INFORMATION PROVIDED:
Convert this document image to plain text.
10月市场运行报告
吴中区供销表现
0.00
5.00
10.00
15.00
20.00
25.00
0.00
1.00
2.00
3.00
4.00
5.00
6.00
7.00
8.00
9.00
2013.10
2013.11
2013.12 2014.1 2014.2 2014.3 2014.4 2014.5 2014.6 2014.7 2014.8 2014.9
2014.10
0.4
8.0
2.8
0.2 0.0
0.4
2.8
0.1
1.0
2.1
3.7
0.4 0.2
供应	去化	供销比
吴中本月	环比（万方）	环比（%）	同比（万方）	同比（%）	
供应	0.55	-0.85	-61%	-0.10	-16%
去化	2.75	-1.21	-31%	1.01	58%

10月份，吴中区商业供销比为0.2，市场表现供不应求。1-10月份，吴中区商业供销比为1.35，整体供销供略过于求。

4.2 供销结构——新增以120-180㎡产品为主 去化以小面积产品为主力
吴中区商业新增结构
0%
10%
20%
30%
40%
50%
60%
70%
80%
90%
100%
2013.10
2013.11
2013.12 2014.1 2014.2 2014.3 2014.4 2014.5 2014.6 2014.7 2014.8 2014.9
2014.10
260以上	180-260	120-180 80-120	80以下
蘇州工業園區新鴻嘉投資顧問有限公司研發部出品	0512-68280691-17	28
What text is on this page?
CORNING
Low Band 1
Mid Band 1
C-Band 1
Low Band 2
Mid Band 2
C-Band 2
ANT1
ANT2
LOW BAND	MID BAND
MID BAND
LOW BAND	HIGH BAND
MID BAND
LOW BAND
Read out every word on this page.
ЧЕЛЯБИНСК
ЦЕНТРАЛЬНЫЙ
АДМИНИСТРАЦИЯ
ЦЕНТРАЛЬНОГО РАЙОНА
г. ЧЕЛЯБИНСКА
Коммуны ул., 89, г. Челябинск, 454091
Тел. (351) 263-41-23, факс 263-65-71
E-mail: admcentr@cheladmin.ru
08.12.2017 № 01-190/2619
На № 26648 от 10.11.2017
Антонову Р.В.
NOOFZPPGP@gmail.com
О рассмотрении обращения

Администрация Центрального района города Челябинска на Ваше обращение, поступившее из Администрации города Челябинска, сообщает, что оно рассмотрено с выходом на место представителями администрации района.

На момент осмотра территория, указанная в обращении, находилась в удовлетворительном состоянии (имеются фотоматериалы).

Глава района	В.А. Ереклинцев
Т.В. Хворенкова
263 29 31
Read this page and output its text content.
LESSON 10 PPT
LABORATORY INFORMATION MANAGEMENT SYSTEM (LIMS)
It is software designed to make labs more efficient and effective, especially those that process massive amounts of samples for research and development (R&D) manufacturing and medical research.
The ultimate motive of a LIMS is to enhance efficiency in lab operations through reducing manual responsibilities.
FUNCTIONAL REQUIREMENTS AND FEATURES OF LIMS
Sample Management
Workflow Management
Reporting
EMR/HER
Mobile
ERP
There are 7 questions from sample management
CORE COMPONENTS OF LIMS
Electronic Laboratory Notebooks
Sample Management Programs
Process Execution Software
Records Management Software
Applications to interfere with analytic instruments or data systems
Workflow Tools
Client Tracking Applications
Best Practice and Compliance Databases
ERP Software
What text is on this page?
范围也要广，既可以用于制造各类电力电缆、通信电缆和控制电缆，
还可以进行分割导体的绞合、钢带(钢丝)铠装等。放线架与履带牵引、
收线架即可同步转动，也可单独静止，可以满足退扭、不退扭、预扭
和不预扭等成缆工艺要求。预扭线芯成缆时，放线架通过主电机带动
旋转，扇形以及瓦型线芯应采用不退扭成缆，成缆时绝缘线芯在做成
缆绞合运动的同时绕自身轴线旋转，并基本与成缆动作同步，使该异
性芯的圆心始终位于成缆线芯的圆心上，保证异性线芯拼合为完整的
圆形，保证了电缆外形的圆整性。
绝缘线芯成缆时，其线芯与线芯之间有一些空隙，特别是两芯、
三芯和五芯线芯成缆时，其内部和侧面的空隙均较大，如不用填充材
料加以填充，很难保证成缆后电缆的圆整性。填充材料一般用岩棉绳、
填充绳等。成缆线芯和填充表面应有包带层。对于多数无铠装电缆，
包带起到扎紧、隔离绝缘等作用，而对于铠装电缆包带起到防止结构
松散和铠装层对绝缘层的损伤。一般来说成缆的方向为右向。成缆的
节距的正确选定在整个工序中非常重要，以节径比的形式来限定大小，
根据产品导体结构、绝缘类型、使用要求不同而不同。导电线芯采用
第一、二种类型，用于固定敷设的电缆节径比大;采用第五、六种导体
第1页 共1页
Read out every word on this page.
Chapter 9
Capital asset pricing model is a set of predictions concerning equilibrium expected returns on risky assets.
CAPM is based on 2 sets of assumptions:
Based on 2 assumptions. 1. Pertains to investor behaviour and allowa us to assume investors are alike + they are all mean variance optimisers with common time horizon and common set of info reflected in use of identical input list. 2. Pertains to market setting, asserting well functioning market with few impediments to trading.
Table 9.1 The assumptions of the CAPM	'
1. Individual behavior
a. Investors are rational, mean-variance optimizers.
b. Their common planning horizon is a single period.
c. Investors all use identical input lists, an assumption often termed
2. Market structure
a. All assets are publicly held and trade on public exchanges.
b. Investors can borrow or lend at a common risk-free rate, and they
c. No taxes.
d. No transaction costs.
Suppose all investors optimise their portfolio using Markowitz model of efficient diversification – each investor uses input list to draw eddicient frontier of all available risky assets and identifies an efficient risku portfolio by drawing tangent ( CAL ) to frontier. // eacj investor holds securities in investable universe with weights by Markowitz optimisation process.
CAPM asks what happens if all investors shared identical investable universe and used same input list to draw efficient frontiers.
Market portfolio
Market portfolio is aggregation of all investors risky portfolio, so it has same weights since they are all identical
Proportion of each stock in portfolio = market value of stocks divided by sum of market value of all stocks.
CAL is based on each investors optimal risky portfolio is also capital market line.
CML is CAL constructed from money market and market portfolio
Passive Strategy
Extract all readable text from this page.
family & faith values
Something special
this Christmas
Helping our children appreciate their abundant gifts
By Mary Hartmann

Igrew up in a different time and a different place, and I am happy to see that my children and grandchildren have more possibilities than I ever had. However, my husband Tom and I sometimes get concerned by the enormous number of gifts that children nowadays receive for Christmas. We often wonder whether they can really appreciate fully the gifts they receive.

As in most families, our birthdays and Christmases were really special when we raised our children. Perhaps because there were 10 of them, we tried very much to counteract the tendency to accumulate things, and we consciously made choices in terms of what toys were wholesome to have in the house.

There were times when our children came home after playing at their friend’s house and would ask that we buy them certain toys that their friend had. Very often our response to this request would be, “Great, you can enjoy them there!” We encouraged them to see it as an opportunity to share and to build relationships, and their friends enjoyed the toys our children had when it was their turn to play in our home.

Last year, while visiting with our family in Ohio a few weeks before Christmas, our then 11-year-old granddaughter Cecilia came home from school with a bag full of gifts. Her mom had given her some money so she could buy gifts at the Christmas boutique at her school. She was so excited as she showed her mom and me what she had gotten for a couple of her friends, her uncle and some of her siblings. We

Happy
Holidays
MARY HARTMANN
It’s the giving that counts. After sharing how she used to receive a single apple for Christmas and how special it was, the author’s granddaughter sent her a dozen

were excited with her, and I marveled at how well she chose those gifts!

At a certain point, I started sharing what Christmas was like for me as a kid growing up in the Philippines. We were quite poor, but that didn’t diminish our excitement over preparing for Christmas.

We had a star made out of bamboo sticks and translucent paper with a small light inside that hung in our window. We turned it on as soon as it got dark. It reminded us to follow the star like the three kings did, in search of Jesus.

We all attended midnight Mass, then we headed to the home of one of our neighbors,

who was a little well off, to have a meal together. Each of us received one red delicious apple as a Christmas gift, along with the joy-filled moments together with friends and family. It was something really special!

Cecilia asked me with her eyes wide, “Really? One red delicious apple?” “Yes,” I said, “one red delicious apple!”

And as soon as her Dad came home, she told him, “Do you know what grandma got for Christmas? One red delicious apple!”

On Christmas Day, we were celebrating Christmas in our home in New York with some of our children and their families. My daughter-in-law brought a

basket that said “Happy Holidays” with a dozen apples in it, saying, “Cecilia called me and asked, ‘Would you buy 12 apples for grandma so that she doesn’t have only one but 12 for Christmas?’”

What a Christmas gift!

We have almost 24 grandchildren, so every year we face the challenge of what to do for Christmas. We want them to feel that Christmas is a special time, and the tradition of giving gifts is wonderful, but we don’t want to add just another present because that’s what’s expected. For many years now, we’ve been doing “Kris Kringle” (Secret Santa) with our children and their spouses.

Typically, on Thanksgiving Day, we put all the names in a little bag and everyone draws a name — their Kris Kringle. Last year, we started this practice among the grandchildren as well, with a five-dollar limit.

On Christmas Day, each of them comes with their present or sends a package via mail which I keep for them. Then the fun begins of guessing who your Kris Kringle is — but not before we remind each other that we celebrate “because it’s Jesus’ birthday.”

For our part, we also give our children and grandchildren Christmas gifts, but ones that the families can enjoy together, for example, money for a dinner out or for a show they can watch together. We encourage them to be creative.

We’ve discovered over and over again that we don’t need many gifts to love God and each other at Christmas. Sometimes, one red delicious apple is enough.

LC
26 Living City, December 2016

DIRECTIVE:
Pick out the lines containing the string "enjoy" and show them.

TASK ANSWER:
There were times when our children came home after playing at their friend’s house and would ask that we buy them certain toys that their friend had. Very often our response to this request would be, “Great, you can enjoy them there!” We encouraged them to see it as an opportunity to share and to build relationships, and their friends enjoyed the toys our children had when it was their turn to play in our home.
For our part, we also give our children and grandchildren Christmas gifts, but ones that the families can enjoy together, for example, money for a dinner out or for a show they can watch together. We encourage them to be creative.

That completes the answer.